- **Text excerpt**
- Native name: إدريس جماع
- Born: 1 January 1922 Halfaya al-Muluk, Khartoum North, Democratic Republic of the Sudan
- Died: 27 March 1980 (aged 58) Halfaya al-Muluk, Khartoum North, Democratic Republic of the Sudan
- Occupation: poet; teacher;
- Language: Arabic

= Idris Jamma' =

Sudanese poet (1922-1980)

Idress Muhammed Jamma' (إدريس محمد جماع; 1 January 1922 – 27 March 1980) was a Sudanese poet whose only collection of poems, which is titled The Lasting moments (لحظات باقية), was published in 1969. Jamma' was born and raised in Halfaya al-Muluk, Khartoum North, in a notable family. He graduated from Teachers College in Bakht al-Ruda in Ed Dueim in the late 1930s. He worked as a schoolteacher in the 1940s, continued his higher education in Egypt in Dar al-Ulum until 1951 and returned to teaching in Sudan. In his later years, Jamma' was affected by a disorder of consciousness and died at the age of 58 in his hometown.

- **Prompt A**
The biography of Idris Jamma' gives his age at death as 58. Using the dates the text gives, explain how that figure follows.
- **Prompt B**
For each statement, say whether it agrees with the biography of Idris Jamma'. Answer yes or no, and quote the deciding words of the text. (i) Jamma' died in the same place where he was born. (ii) Jamma' studied at Dar al-Ulum before he graduated from Teachers College. (iii) His collection of poems was published in the 1950s.
- **Prompt C**
Print the passage of the biography of Idris Jamma' from "Idress Muhammed Jamma'" up to and including "in his hometown.".

- **Data extract**
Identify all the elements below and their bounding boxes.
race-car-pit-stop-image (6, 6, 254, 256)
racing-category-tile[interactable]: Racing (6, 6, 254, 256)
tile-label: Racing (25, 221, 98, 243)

- **Task output A**
He was born on 1 January 1922 and died on 27 March 1980. He had passed his 58th birthday on 1 January 1980, less than three months before his death, so he died at 58.

- **Task output B**
(i) Yes: "was born and raised in Halfaya al-Muluk" and "died at the age of 58 in his hometown."
(ii) No: "He graduated from Teachers College in Bakht al-Ruda in Ed Dueim in the late 1930s," while he "continued his higher education in Egypt in Dar al-Ulum until 1951."
(iii) No: "was published in 1969."

- **Task output C**
Idress Muhammed Jamma' (إدريس محمد جماع; 1 January 1922 – 27 March 1980) was a Sudanese poet whose only collection of poems, which is titled The Lasting moments (لحظات باقية), was published in 1969. Jamma' was born and raised in Halfaya al-Muluk, Khartoum North, in a notable family. He graduated from Teachers College in Bakht al-Ruda in Ed Dueim in the late 1930s. He worked as a schoolteacher in the 1940s, continued his higher education in Egypt in Dar al-Ulum until 1951 and returned to teaching in Sudan. In his later years, Jamma' was affected by a disorder of consciousness and died at the age of 58 in his hometown.